#### [Stated exercise]
In the entries that follow, how many lines hold the string "color"? Give only that number.

#### [Provided material]
______________________________

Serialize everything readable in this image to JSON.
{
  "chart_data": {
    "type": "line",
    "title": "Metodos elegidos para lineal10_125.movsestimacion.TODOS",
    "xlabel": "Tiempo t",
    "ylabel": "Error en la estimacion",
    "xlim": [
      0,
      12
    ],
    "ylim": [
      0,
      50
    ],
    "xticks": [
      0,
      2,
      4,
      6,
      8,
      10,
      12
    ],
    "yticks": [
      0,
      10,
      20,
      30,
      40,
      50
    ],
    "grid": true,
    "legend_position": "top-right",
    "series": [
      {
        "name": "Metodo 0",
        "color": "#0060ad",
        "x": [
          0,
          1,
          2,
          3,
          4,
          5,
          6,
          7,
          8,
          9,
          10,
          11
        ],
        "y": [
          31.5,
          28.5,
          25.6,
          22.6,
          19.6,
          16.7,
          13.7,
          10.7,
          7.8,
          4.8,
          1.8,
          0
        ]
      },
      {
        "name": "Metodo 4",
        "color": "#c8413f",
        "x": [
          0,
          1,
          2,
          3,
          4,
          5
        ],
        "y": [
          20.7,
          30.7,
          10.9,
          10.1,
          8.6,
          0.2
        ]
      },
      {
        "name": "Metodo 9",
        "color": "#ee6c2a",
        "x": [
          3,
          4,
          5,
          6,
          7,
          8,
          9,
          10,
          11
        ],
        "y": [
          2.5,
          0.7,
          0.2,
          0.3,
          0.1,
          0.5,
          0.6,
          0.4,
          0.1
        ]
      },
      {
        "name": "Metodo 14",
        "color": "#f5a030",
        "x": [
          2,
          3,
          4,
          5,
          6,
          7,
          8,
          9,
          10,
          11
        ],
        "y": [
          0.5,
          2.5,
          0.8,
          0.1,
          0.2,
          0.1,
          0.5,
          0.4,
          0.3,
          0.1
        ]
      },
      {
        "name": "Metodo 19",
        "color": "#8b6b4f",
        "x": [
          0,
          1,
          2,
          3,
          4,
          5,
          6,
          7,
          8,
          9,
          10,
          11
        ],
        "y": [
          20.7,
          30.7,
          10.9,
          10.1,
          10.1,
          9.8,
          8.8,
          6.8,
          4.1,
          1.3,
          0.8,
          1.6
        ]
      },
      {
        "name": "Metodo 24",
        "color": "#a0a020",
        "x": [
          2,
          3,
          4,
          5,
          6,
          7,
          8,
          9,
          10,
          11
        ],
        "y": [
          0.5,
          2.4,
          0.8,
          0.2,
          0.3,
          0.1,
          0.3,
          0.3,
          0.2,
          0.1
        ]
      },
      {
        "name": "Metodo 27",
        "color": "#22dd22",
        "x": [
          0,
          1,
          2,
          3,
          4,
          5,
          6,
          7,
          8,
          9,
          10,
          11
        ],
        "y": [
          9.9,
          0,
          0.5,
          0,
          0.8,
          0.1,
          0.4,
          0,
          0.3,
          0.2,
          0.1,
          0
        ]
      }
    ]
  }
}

______________________________

#### [Written response]
7